Task requirements :: Pull out from the material below all lines with "органов".

(Records from a data source)
* start *

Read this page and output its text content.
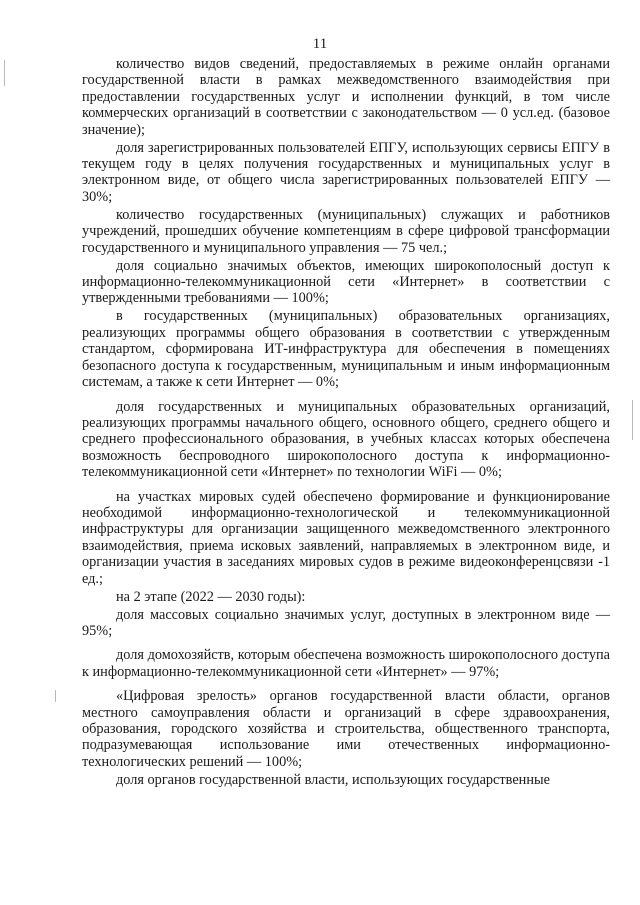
11

количество видов сведений, предоставляемых в режиме онлайн органами государственной власти в рамках межведомственного взаимодействия при предоставлении государственных услуг и исполнении функций, в том числе коммерческих организаций в соответствии с законодательством — 0 усл.ед. (базовое значение);

доля зарегистрированных пользователей ЕПГУ, использующих сервисы ЕПГУ в текущем году в целях получения государственных и муниципальных услуг в электронном виде, от общего числа зарегистрированных пользователей ЕПГУ — 30%;

количество государственных (муниципальных) служащих и работников учреждений, прошедших обучение компетенциям в сфере цифровой трансформации государственного и муниципального управления — 75 чел.;

доля социально значимых объектов, имеющих широкополосный доступ к информационно-телекоммуникационной сети «Интернет» в соответствии с утвержденными требованиями — 100%;

в государственных (муниципальных) образовательных организациях, реализующих программы общего образования в соответствии с утвержденным стандартом, сформирована ИТ-инфраструктура для обеспечения в помещениях безопасного доступа к государственным, муниципальным и иным информационным системам, а также к сети Интернет — 0%;

доля государственных и муниципальных образовательных организаций, реализующих программы начального общего, основного общего, среднего общего и среднего профессионального образования, в учебных классах которых обеспечена возможность беспроводного широкополосного доступа к информационно-телекоммуникационной сети «Интернет» по технологии WiFi — 0%;

на участках мировых судей обеспечено формирование и функционирование необходимой информационно-технологической и телекоммуникационной инфраструктуры для организации защищенного межведомственного электронного взаимодействия, приема исковых заявлений, направляемых в электронном виде, и организации участия в заседаниях мировых судов в режиме видеоконференцсвязи -1 ед.;

на 2 этапе (2022 — 2030 годы):

доля массовых социально значимых услуг, доступных в электронном виде — 95%;

доля домохозяйств, которым обеспечена возможность широкополосного доступа к информационно-телекоммуникационной сети «Интернет» — 97%;

«Цифровая зрелость» органов государственной власти области, органов местного самоуправления области и организаций в сфере здравоохранения, образования, городского хозяйства и строительства, общественного транспорта, подразумевающая использование ими отечественных информационно-технологических решений — 100%;

доля органов государственной власти, использующих государственные
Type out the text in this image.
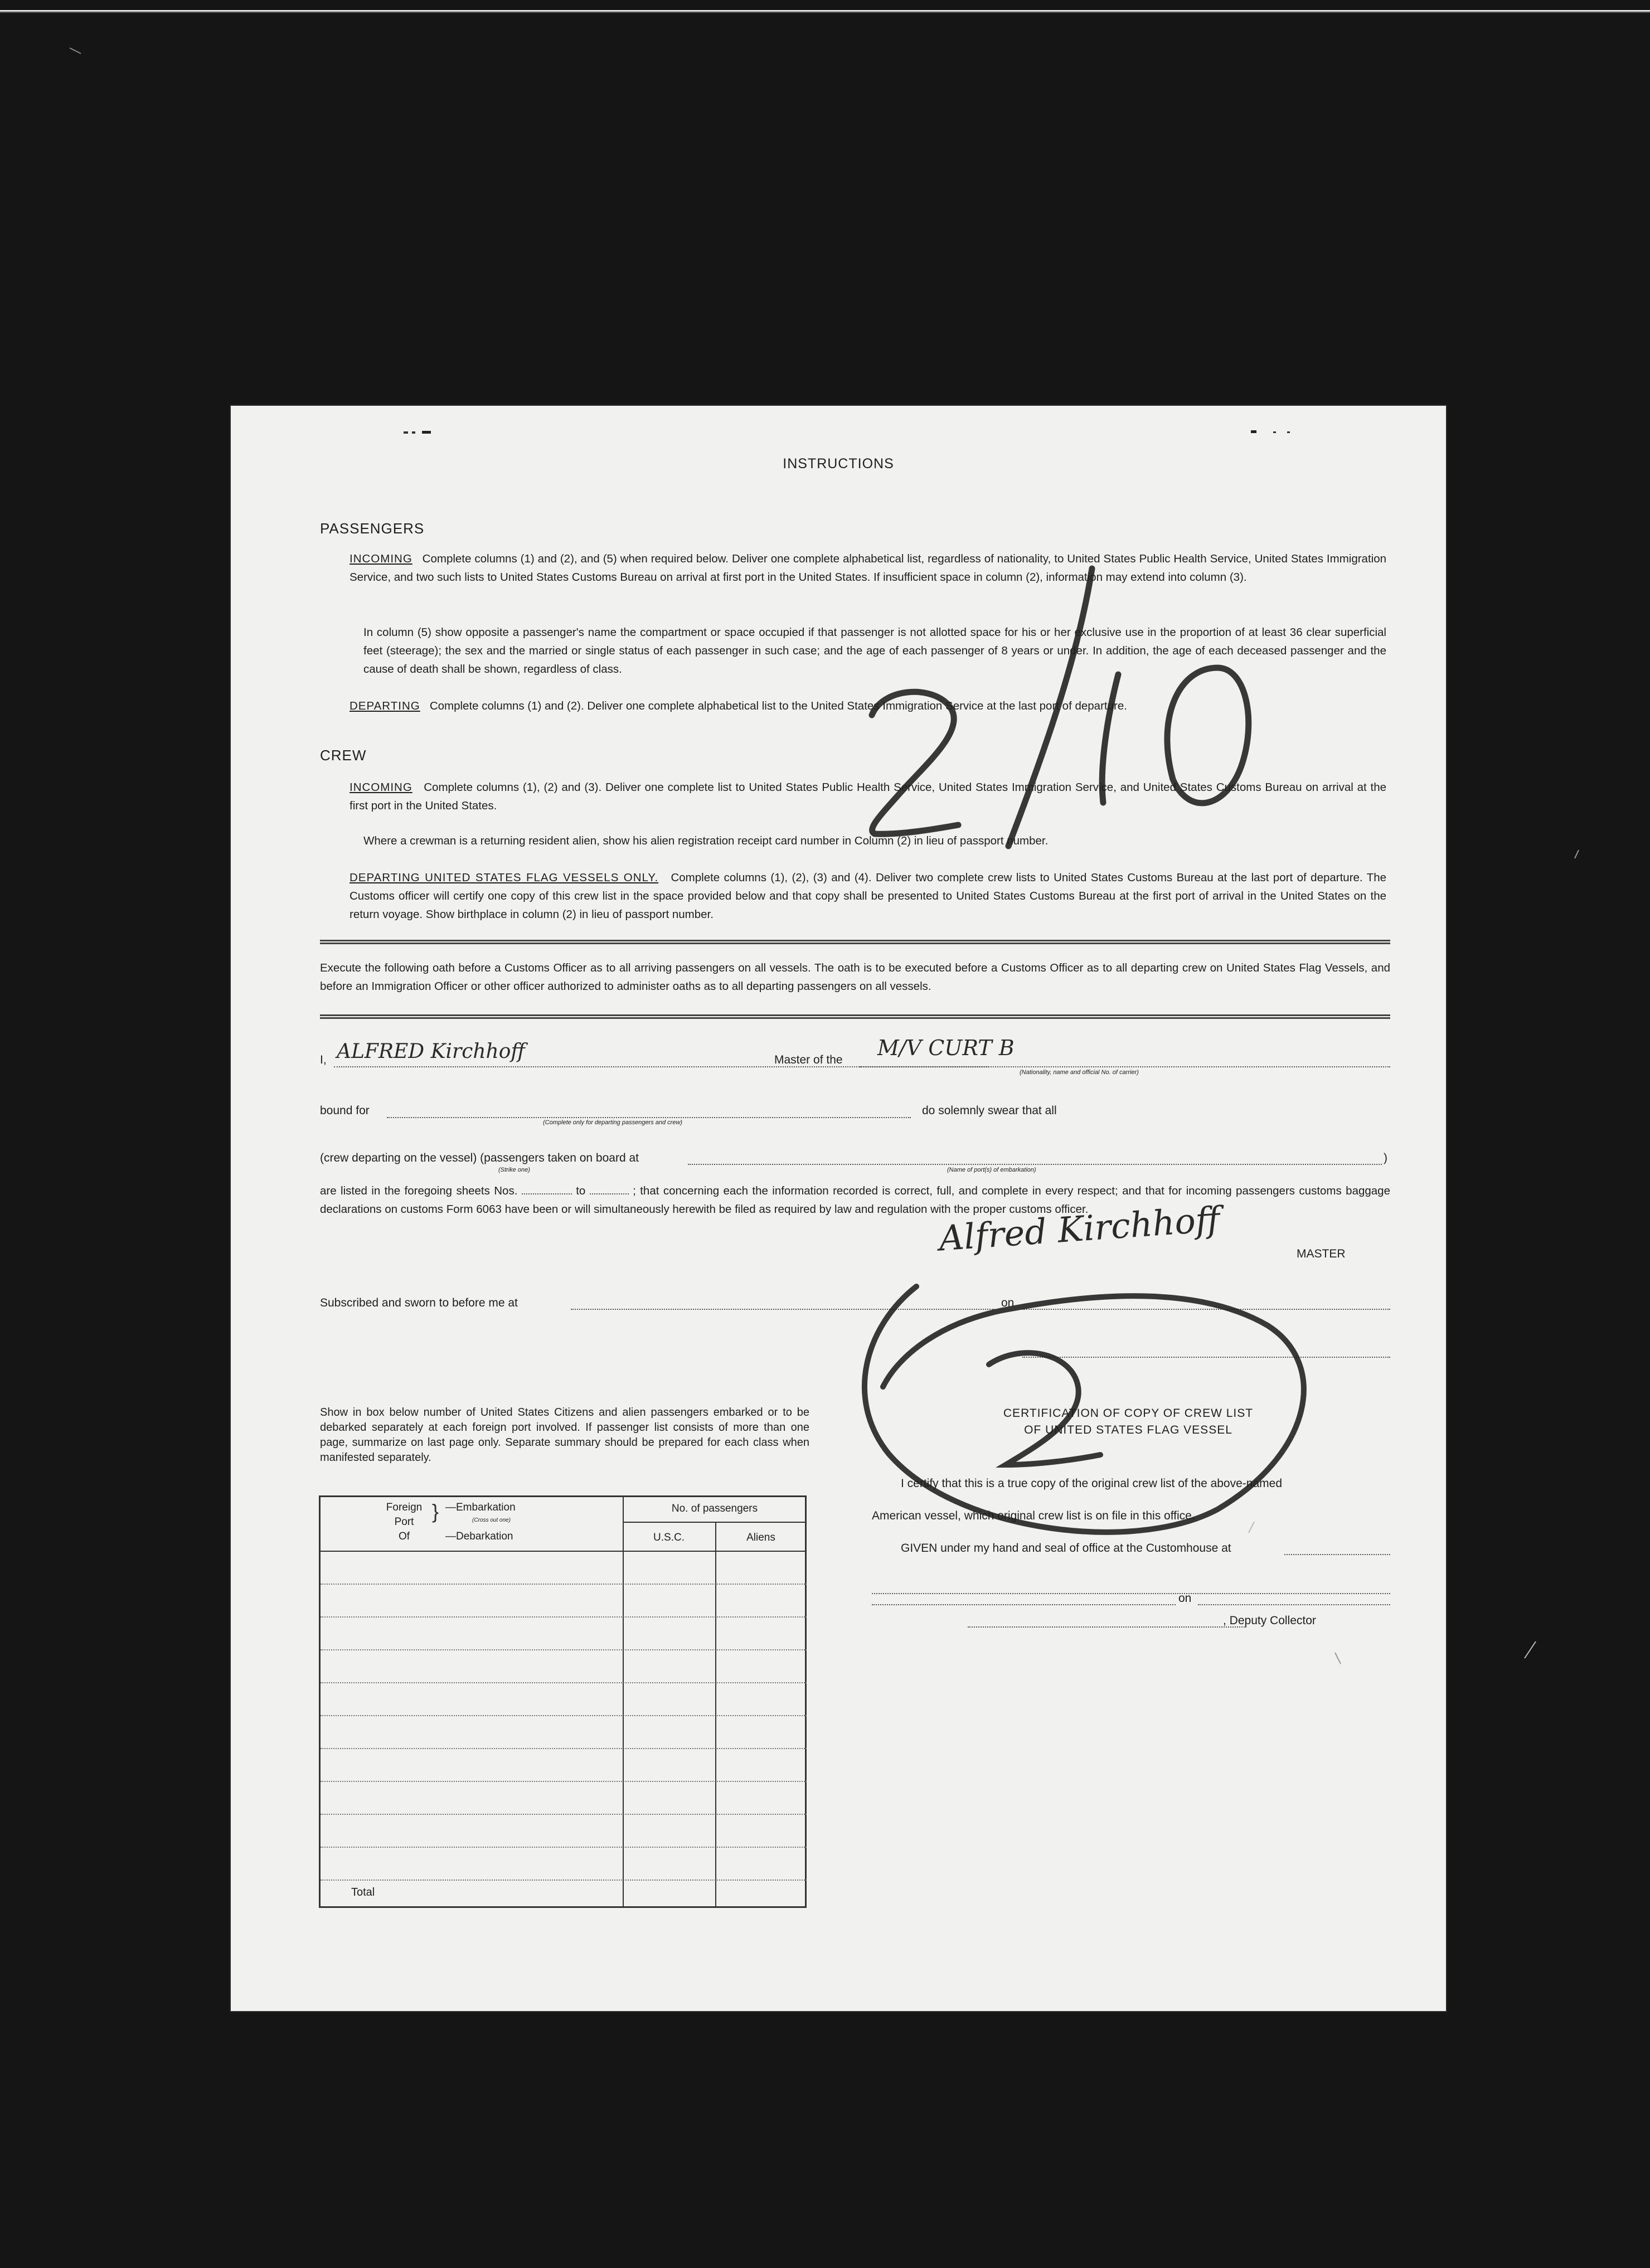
INSTRUCTIONS
PASSENGERS
INCOMING Complete columns (1) and (2), and (5) when required below. Deliver one complete alphabetical list, regardless of nationality, to United States Public Health Service, United States Immigration Service, and two such lists to United States Customs Bureau on arrival at first port in the United States. If insufficient space in column (2), information may extend into column (3).
In column (5) show opposite a passenger's name the compartment or space occupied if that passenger is not allotted space for his or her exclusive use in the proportion of at least 36 clear superficial feet (steerage); the sex and the married or single status of each passenger in such case; and the age of each passenger of 8 years or under. In addition, the age of each deceased passenger and the cause of death shall be shown, regardless of class.
DEPARTING Complete columns (1) and (2). Deliver one complete alphabetical list to the United States Immigration Service at the last port of departure.
CREW
INCOMING Complete columns (1), (2) and (3). Deliver one complete list to United States Public Health Service, United States Immigration Service, and United States Customs Bureau on arrival at the first port in the United States.
Where a crewman is a returning resident alien, show his alien registration receipt card number in Column (2) in lieu of passport number.
DEPARTING UNITED STATES FLAG VESSELS ONLY. Complete columns (1), (2), (3) and (4). Deliver two complete crew lists to United States Customs Bureau at the last port of departure. The Customs officer will certify one copy of this crew list in the space provided below and that copy shall be presented to United States Customs Bureau at the first port of arrival in the United States on the return voyage. Show birthplace in column (2) in lieu of passport number.
Execute the following oath before a Customs Officer as to all arriving passengers on all vessels. The oath is to be executed before a Customs Officer as to all departing crew on United States Flag Vessels, and before an Immigration Officer or other officer authorized to administer oaths as to all departing passengers on all vessels.
I, ALFRED Kirchhoff	Master of the M/V CURT B
(Nationality, name and official No. of carrier)
bound for
(Complete only for departing passengers and crew)
do solemnly swear that all
(crew departing on the vessel) (passengers taken on board at	)
(Strike one)	(Name of port(s) of embarkation)
are listed in the foregoing sheets Nos.	to	; that concerning each the information recorded is correct, full, and complete in every respect; and that for incoming passengers customs baggage declarations on customs Form 6063 have been or will simultaneously herewith be filed as required by law and regulation with the proper customs officer.
Alfred Kirchhoff	MASTER
Subscribed and sworn to before me at	on
Show in box below number of United States Citizens and alien passengers embarked or to be debarked separately at each foreign port involved. If passenger list consists of more than one page, summarize on last page only. Separate summary should be prepared for each class when manifested separately.
Foreign
Port
Of
} —Embarkation
(Cross out one)
—Debarkation
No. of passengers
U.S.C.	Aliens
Total
CERTIFICATION OF COPY OF CREW LIST
OF UNITED STATES FLAG VESSEL
I certify that this is a true copy of the original crew list of the above-named
American vessel, which original crew list is on file in this office.
GIVEN under my hand and seal of office at the Customhouse at
on
, Deputy Collector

* end *

Exercise solution ::
«Цифровая зрелость» органов государственной власти области, органов местного самоуправления области и организаций в сфере здравоохранения, образования, городского хозяйства и строительства, общественного транспорта, подразумевающая использование ими отечественных информационно-технологических решений — 100%;
доля органов государственной власти, использующих государственные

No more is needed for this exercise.